(Work to do)
**1.** List every statement that the article on Brexit and language learning quotes from respondents to the British Council survey.
**2.** Answer these questions from the article on Brexit and language learning:
(a) Whose song was the small ensemble performing in the European Parliament?
(b) What percentage of respondents said Brexit had negatively impacted pupils' attitudes toward language learning?
(c) In which publication has the author written about this subject before?
**3.** Write out the article on Brexit and language learning word for word, beginning at "Respondents to its" and stopping after "said one respondent.".

(Passage shown)
________________________________________

Why Brexit mustn't mean turning our back on languages

Brexit Party MEPs have embarrassed us with their rudeness. But they're also reflecting a wilful contempt towards the global community, says Geoff Barton

languages

This was the week when the Ode to Joy felt more like the Ode to Shame.

I imagine I’m not the only one who watched with embarrassed disbelief as some newly elected MEPs stood up in the European Parliament and turned their backs on a small ensemble of musicians performing Beethoven’s most inspiring song.

It frankly wouldn’t be accurate to describe the conduct of the Brexit Party as childish. We see better behaviour from children across our schools. Such wilful rudeness towards invited guests in school assembly would be unthinkable.

But in our national public life, it seems, too often a sense of propriety, of calm authority, of adults setting a tone of dignified leadership has withered shamefully away.

Sense of gloom

And there was a depressing parallel this week between those MEPs turning their backs on the EU anthem and a report which found that some parents and pupils see little point in learning a language now that we are leaving the EU.

The findings of the British Council’s report on language learning reinforced the sense of gloom.

Respondents to its survey of primary and secondary schools said that Brexit has “cast a pall over languages”.

One said: “We have had parents mention that they do not believe their son/daughter should be studying a language as it is little to no use to them now that we are leaving the European Union.”

Twenty-five per cent of respondents said Brexit had negatively impacted on pupils’ attitudes towards language learning. 

“In their mind, Brexit invalidates the need for language learning,” said one respondent.

Self-inflicted injuries

What is clear from all this is that language learning faces yet another huge challenge as a result of Brexit, on top of all the other huge challenges it already faces and that are detailed in the British Council report.

I have written about this subject before in Tes, so I won’t go through it all again, other than to make two points.

The first is the extent to which government policies have resulted in self-inflicted injuries to language learning.

________________________________________

(Extracted entries)
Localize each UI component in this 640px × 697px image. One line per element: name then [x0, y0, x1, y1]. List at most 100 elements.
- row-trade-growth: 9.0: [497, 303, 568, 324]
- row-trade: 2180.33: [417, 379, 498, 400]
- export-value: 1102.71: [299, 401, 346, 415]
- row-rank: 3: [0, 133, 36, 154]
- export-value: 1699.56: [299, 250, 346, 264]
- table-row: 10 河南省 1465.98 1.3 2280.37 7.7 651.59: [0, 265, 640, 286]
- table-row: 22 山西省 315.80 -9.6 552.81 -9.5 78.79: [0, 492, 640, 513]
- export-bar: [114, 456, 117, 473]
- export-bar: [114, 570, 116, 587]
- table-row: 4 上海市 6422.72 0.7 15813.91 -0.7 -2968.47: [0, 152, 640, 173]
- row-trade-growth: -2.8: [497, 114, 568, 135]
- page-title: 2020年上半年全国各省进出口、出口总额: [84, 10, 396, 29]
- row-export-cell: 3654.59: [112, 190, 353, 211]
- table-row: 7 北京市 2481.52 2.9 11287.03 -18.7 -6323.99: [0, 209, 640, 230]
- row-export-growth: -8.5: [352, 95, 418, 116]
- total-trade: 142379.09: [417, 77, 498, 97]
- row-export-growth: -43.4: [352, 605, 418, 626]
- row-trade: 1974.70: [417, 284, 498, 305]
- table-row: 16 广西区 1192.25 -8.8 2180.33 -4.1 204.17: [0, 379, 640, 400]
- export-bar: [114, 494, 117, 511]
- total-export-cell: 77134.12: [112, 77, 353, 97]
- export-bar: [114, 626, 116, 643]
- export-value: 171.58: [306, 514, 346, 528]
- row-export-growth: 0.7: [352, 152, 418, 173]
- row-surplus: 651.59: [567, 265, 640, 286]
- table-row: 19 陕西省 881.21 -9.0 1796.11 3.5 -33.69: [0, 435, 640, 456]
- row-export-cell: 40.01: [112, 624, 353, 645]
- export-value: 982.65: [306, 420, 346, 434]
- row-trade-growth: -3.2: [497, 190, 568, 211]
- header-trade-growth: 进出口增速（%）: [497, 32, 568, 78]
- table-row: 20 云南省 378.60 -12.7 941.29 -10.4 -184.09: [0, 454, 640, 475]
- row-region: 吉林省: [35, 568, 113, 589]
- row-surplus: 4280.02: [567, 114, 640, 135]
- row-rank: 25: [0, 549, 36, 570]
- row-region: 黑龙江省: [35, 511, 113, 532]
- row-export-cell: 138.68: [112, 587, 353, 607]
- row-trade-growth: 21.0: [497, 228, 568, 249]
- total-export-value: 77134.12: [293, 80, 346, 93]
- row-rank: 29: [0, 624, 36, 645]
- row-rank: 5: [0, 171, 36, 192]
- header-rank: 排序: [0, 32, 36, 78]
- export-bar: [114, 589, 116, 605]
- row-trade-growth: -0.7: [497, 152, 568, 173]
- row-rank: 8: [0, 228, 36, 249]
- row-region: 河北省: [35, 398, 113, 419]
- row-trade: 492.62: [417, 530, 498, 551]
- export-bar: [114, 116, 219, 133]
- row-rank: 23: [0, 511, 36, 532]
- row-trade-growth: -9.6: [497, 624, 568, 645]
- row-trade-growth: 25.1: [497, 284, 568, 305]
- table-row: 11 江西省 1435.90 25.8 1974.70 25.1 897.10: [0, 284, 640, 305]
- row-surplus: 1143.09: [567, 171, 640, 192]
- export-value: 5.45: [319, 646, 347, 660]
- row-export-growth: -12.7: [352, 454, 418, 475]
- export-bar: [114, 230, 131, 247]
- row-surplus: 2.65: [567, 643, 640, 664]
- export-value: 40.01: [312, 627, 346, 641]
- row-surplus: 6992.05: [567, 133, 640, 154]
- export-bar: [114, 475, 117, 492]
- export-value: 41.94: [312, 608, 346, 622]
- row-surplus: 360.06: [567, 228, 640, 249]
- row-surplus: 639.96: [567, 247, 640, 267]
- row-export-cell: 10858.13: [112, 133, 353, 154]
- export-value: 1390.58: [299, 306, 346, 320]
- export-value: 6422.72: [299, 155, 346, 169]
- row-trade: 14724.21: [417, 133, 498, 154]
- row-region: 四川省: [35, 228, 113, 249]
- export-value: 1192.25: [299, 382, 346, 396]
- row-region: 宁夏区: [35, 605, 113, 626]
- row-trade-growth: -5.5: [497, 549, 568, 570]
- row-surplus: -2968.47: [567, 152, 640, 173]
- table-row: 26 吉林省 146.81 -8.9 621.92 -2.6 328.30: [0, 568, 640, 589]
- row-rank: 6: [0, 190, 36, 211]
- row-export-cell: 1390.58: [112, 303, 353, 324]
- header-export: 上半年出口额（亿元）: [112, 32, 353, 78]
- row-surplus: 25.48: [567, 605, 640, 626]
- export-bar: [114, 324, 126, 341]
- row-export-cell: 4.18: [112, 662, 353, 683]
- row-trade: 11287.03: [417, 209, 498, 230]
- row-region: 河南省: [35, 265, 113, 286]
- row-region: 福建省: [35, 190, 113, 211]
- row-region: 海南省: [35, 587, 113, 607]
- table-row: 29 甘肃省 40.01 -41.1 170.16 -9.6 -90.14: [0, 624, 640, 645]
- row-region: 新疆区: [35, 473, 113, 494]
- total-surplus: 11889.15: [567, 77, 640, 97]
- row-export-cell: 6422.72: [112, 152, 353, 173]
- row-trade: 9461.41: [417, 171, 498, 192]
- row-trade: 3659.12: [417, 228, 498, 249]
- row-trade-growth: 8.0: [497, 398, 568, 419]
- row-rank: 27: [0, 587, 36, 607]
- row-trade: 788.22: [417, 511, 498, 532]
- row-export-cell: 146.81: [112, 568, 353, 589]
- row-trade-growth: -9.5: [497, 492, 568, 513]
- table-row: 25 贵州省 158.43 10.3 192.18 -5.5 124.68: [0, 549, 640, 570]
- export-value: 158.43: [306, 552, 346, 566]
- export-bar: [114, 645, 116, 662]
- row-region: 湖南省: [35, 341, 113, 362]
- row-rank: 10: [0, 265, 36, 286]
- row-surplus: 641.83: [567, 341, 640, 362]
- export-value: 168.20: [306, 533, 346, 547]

________________________________________

(Answers to the exercises)
**1.**
- "cast a pall over languages"
- "We have had parents mention that they do not believe their son/daughter should be studying a language as it is little to no use to them now that we are leaving the European Union."
- "In their mind, Brexit invalidates the need for language learning"

**2.**
(a) Beethoven's.
(b) Twenty-five per cent.
(c) Tes.

**3.**
Respondents to its survey of primary and secondary schools said that Brexit has “cast a pall over languages”.

One said: “We have had parents mention that they do not believe their son/daughter should be studying a language as it is little to no use to them now that we are leaving the European Union.”

Twenty-five per cent of respondents said Brexit had negatively impacted on pupils’ attitudes towards language learning. 

“In their mind, Brexit invalidates the need for language learning,” said one respondent.